→ What to do
Reproduce all of the data word for word.

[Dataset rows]
[start]

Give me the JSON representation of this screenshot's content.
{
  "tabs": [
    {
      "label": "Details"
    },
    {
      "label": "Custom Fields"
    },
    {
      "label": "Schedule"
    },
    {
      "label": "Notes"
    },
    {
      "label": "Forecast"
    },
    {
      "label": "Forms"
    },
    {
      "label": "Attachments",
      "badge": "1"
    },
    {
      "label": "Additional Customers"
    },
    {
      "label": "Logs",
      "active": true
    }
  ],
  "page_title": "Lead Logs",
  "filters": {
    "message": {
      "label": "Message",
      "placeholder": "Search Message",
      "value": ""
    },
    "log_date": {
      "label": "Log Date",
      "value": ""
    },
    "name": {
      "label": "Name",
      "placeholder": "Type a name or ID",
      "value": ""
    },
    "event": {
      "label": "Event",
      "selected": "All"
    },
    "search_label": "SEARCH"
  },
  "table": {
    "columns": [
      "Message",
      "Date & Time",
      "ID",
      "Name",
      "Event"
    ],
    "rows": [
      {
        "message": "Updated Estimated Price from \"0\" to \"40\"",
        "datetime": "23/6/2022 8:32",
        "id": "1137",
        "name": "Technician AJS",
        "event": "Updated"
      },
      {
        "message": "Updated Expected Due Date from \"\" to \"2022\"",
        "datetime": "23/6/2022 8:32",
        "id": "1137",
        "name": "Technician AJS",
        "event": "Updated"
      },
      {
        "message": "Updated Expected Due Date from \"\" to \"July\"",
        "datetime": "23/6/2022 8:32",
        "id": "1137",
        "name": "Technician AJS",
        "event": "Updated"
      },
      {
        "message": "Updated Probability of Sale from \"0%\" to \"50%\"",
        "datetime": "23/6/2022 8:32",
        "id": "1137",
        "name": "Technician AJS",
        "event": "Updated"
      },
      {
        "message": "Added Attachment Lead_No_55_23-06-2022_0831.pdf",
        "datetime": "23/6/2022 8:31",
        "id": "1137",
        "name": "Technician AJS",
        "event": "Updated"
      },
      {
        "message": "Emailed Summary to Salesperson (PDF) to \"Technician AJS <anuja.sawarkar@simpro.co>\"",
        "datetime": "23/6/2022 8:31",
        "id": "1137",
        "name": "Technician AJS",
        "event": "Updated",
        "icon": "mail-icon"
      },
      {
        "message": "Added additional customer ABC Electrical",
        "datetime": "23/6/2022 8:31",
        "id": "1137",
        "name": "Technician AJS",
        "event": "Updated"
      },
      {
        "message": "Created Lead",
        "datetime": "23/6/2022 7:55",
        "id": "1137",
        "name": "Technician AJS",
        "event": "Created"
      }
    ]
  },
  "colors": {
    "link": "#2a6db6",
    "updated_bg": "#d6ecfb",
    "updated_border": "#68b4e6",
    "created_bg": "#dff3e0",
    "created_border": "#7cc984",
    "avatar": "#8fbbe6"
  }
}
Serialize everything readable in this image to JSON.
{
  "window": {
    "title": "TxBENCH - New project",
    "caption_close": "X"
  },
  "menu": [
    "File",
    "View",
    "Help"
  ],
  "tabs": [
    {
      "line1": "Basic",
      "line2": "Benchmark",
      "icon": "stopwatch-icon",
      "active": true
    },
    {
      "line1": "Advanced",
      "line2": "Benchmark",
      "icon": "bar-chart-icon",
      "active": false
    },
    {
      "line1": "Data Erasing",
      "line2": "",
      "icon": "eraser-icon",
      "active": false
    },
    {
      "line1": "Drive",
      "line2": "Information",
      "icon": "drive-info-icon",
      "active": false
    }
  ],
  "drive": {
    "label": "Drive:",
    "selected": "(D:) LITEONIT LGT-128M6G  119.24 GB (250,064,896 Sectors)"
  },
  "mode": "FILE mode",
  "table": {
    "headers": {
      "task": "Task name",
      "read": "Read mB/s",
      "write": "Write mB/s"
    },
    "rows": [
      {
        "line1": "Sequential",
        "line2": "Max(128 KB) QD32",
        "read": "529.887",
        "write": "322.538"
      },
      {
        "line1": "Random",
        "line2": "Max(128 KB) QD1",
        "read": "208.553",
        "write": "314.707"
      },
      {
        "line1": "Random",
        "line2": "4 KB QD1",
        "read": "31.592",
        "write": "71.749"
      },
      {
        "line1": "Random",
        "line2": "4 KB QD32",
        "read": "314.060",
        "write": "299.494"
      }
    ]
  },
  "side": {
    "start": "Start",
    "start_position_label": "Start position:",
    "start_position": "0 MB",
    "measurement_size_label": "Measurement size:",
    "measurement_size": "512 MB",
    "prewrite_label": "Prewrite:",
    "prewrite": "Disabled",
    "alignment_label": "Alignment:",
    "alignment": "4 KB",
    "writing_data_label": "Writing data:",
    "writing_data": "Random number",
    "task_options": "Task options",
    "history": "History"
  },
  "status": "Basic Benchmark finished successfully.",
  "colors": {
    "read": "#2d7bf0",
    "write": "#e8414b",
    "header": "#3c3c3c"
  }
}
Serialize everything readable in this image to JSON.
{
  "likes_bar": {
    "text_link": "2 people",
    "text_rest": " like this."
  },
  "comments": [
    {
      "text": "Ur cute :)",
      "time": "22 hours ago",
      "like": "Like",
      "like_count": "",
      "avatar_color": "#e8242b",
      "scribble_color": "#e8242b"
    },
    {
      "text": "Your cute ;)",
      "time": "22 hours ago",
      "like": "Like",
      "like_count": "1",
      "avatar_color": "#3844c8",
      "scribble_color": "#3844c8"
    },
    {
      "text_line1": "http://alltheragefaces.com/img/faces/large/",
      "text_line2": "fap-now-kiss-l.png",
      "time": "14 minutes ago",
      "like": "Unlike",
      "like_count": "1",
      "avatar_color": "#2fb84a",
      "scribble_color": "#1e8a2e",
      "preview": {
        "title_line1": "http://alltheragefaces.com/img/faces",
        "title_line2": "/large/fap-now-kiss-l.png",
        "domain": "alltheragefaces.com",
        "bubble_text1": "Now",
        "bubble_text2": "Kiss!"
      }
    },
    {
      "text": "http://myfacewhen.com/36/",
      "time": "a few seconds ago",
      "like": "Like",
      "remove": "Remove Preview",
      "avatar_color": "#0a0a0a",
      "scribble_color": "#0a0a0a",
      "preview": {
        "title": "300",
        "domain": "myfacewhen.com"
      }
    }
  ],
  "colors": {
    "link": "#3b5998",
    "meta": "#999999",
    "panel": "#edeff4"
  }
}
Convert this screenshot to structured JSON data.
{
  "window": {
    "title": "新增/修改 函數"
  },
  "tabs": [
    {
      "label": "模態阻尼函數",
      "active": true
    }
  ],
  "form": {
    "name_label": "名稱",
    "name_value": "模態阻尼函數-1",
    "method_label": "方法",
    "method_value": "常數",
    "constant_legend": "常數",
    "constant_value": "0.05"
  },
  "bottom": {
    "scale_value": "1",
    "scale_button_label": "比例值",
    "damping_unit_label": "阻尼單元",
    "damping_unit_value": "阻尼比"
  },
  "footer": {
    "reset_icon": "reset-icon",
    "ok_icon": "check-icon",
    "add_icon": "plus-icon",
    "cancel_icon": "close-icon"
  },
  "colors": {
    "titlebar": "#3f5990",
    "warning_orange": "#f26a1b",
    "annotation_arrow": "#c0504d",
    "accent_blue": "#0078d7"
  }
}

[end]

→ Exercise answer
Give me the JSON representation of this screenshot's content.
{
  "tabs": [
    {
      "label": "Details"
    },
    {
      "label": "Custom Fields"
    },
    {
      "label": "Schedule"
    },
    {
      "label": "Notes"
    },
    {
      "label": "Forecast"
    },
    {
      "label": "Forms"
    },
    {
      "label": "Attachments",
      "badge": "1"
    },
    {
      "label": "Additional Customers"
    },
    {
      "label": "Logs",
      "active": true
    }
  ],
  "page_title": "Lead Logs",
  "filters": {
    "message": {
      "label": "Message",
      "placeholder": "Search Message",
      "value": ""
    },
    "log_date": {
      "label": "Log Date",
      "value": ""
    },
    "name": {
      "label": "Name",
      "placeholder": "Type a name or ID",
      "value": ""
    },
    "event": {
      "label": "Event",
      "selected": "All"
    },
    "search_label": "SEARCH"
  },
  "table": {
    "columns": [
      "Message",
      "Date & Time",
      "ID",
      "Name",
      "Event"
    ],
    "rows": [
      {
        "message": "Updated Estimated Price from \"0\" to \"40\"",
        "datetime": "23/6/2022 8:32",
        "id": "1137",
        "name": "Technician AJS",
        "event": "Updated"
      },
      {
        "message": "Updated Expected Due Date from \"\" to \"2022\"",
        "datetime": "23/6/2022 8:32",
        "id": "1137",
        "name": "Technician AJS",
        "event": "Updated"
      },
      {
        "message": "Updated Expected Due Date from \"\" to \"July\"",
        "datetime": "23/6/2022 8:32",
        "id": "1137",
        "name": "Technician AJS",
        "event": "Updated"
      },
      {
        "message": "Updated Probability of Sale from \"0%\" to \"50%\"",
        "datetime": "23/6/2022 8:32",
        "id": "1137",
        "name": "Technician AJS",
        "event": "Updated"
      },
      {
        "message": "Added Attachment Lead_No_55_23-06-2022_0831.pdf",
        "datetime": "23/6/2022 8:31",
        "id": "1137",
        "name": "Technician AJS",
        "event": "Updated"
      },
      {
        "message": "Emailed Summary to Salesperson (PDF) to \"Technician AJS <anuja.sawarkar@simpro.co>\"",
        "datetime": "23/6/2022 8:31",
        "id": "1137",
        "name": "Technician AJS",
        "event": "Updated",
        "icon": "mail-icon"
      },
      {
        "message": "Added additional customer ABC Electrical",
        "datetime": "23/6/2022 8:31",
        "id": "1137",
        "name": "Technician AJS",
        "event": "Updated"
      },
      {
        "message": "Created Lead",
        "datetime": "23/6/2022 7:55",
        "id": "1137",
        "name": "Technician AJS",
        "event": "Created"
      }
    ]
  },
  "colors": {
    "link": "#2a6db6",
    "updated_bg": "#d6ecfb",
    "updated_border": "#68b4e6",
    "created_bg": "#dff3e0",
    "created_border": "#7cc984",
    "avatar": "#8fbbe6"
  }
}
Serialize everything readable in this image to JSON.
{
  "window": {
    "title": "TxBENCH - New project",
    "caption_close": "X"
  },
  "menu": [
    "File",
    "View",
    "Help"
  ],
  "tabs": [
    {
      "line1": "Basic",
      "line2": "Benchmark",
      "icon": "stopwatch-icon",
      "active": true
    },
    {
      "line1": "Advanced",
      "line2": "Benchmark",
      "icon": "bar-chart-icon",
      "active": false
    },
    {
      "line1": "Data Erasing",
      "line2": "",
      "icon": "eraser-icon",
      "active": false
    },
    {
      "line1": "Drive",
      "line2": "Information",
      "icon": "drive-info-icon",
      "active": false
    }
  ],
  "drive": {
    "label": "Drive:",
    "selected": "(D:) LITEONIT LGT-128M6G  119.24 GB (250,064,896 Sectors)"
  },
  "mode": "FILE mode",
  "table": {
    "headers": {
      "task": "Task name",
      "read": "Read mB/s",
      "write": "Write mB/s"
    },
    "rows": [
      {
        "line1": "Sequential",
        "line2": "Max(128 KB) QD32",
        "read": "529.887",
        "write": "322.538"
      },
      {
        "line1": "Random",
        "line2": "Max(128 KB) QD1",
        "read": "208.553",
        "write": "314.707"
      },
      {
        "line1": "Random",
        "line2": "4 KB QD1",
        "read": "31.592",
        "write": "71.749"
      },
      {
        "line1": "Random",
        "line2": "4 KB QD32",
        "read": "314.060",
        "write": "299.494"
      }
    ]
  },
  "side": {
    "start": "Start",
    "start_position_label": "Start position:",
    "start_position": "0 MB",
    "measurement_size_label": "Measurement size:",
    "measurement_size": "512 MB",
    "prewrite_label": "Prewrite:",
    "prewrite": "Disabled",
    "alignment_label": "Alignment:",
    "alignment": "4 KB",
    "writing_data_label": "Writing data:",
    "writing_data": "Random number",
    "task_options": "Task options",
    "history": "History"
  },
  "status": "Basic Benchmark finished successfully.",
  "colors": {
    "read": "#2d7bf0",
    "write": "#e8414b",
    "header": "#3c3c3c"
  }
}
Serialize everything readable in this image to JSON.
{
  "likes_bar": {
    "text_link": "2 people",
    "text_rest": " like this."
  },
  "comments": [
    {
      "text": "Ur cute :)",
      "time": "22 hours ago",
      "like": "Like",
      "like_count": "",
      "avatar_color": "#e8242b",
      "scribble_color": "#e8242b"
    },
    {
      "text": "Your cute ;)",
      "time": "22 hours ago",
      "like": "Like",
      "like_count": "1",
      "avatar_color": "#3844c8",
      "scribble_color": "#3844c8"
    },
    {
      "text_line1": "http://alltheragefaces.com/img/faces/large/",
      "text_line2": "fap-now-kiss-l.png",
      "time": "14 minutes ago",
      "like": "Unlike",
      "like_count": "1",
      "avatar_color": "#2fb84a",
      "scribble_color": "#1e8a2e",
      "preview": {
        "title_line1": "http://alltheragefaces.com/img/faces",
        "title_line2": "/large/fap-now-kiss-l.png",
        "domain": "alltheragefaces.com",
        "bubble_text1": "Now",
        "bubble_text2": "Kiss!"
      }
    },
    {
      "text": "http://myfacewhen.com/36/",
      "time": "a few seconds ago",
      "like": "Like",
      "remove": "Remove Preview",
      "avatar_color": "#0a0a0a",
      "scribble_color": "#0a0a0a",
      "preview": {
        "title": "300",
        "domain": "myfacewhen.com"
      }
    }
  ],
  "colors": {
    "link": "#3b5998",
    "meta": "#999999",
    "panel": "#edeff4"
  }
}
Convert this screenshot to structured JSON data.
{
  "window": {
    "title": "新增/修改 函數"
  },
  "tabs": [
    {
      "label": "模態阻尼函數",
      "active": true
    }
  ],
  "form": {
    "name_label": "名稱",
    "name_value": "模態阻尼函數-1",
    "method_label": "方法",
    "method_value": "常數",
    "constant_legend": "常數",
    "constant_value": "0.05"
  },
  "bottom": {
    "scale_value": "1",
    "scale_button_label": "比例值",
    "damping_unit_label": "阻尼單元",
    "damping_unit_value": "阻尼比"
  },
  "footer": {
    "reset_icon": "reset-icon",
    "ok_icon": "check-icon",
    "add_icon": "plus-icon",
    "cancel_icon": "close-icon"
  },
  "colors": {
    "titlebar": "#3f5990",
    "warning_orange": "#f26a1b",
    "annotation_arrow": "#c0504d",
    "accent_blue": "#0078d7"
  }
}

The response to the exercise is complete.